Task details
For each line below that contains the string "dash", copy that line.

Data entries for graphics
"""

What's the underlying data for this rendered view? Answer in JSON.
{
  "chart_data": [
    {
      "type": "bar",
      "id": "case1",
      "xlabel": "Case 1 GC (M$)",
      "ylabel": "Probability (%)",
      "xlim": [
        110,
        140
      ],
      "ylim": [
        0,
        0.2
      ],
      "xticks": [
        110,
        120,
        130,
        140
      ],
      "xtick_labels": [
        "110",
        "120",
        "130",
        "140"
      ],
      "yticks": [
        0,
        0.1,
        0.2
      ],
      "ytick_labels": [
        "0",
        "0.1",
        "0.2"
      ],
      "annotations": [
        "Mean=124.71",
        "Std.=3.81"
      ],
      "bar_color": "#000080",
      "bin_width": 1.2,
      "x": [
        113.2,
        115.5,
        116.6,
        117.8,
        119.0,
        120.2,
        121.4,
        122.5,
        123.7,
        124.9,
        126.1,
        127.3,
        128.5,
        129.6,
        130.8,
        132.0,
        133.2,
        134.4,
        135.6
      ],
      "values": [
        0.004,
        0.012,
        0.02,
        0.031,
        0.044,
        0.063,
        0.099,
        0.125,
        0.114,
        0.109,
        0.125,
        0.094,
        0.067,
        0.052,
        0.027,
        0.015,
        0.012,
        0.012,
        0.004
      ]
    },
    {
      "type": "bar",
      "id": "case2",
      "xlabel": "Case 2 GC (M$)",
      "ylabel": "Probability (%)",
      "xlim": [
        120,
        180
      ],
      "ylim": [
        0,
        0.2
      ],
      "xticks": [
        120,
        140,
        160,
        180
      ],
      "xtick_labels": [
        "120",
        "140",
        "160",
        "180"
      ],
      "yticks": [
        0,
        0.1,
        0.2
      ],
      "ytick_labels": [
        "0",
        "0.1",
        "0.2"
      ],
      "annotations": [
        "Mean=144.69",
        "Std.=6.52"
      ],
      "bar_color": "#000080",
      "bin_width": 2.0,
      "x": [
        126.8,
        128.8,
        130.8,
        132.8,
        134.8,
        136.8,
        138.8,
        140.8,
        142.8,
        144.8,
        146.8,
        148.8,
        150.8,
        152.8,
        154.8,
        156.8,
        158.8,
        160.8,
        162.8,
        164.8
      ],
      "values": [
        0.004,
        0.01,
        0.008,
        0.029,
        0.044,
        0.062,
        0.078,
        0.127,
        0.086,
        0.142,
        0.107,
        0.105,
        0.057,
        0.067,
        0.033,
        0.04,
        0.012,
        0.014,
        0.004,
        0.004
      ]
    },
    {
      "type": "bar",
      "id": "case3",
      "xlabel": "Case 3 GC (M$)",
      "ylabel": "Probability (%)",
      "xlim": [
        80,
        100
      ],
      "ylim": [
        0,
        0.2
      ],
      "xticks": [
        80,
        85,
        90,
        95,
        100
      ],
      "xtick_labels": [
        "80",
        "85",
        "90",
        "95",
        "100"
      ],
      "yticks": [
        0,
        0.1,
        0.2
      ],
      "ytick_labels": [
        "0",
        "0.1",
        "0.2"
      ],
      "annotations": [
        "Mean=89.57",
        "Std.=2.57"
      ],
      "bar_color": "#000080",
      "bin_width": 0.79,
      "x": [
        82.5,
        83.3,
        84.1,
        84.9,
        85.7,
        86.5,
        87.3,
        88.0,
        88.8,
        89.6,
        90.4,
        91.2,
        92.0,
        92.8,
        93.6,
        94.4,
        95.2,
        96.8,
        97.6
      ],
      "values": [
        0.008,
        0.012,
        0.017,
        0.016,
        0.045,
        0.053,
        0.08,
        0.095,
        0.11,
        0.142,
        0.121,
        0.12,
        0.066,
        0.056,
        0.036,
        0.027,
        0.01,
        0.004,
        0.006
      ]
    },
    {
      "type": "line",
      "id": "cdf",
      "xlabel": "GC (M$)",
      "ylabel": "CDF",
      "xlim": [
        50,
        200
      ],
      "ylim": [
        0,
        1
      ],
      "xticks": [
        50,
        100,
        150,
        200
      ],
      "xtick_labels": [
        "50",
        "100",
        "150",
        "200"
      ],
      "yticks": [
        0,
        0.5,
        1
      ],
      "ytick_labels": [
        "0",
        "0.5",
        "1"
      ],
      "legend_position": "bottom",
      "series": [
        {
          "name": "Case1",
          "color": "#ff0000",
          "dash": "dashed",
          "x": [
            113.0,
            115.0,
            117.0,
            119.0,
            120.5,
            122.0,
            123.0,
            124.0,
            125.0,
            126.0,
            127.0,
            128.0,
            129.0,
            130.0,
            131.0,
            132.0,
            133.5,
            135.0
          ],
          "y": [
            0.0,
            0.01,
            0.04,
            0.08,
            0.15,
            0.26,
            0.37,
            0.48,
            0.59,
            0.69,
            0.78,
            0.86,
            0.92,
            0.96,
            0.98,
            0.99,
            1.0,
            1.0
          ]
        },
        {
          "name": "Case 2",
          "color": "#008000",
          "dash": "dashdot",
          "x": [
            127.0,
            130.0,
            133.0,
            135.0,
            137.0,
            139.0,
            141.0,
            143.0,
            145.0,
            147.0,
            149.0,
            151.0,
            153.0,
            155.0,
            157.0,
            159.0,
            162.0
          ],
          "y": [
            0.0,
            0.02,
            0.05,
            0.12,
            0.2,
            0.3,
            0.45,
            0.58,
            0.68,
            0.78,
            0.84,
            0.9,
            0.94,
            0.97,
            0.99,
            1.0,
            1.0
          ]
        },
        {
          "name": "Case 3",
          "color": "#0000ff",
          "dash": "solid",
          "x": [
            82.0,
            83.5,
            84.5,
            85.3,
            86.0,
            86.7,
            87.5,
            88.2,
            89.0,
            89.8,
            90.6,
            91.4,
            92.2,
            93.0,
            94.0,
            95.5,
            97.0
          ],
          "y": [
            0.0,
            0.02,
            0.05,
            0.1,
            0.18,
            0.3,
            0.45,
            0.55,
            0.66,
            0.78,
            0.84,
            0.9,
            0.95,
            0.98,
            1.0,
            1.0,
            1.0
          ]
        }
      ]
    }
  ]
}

"""

Full answer
          "dash": "dashed",
          "dash": "dashdot",
          "dash": "solid",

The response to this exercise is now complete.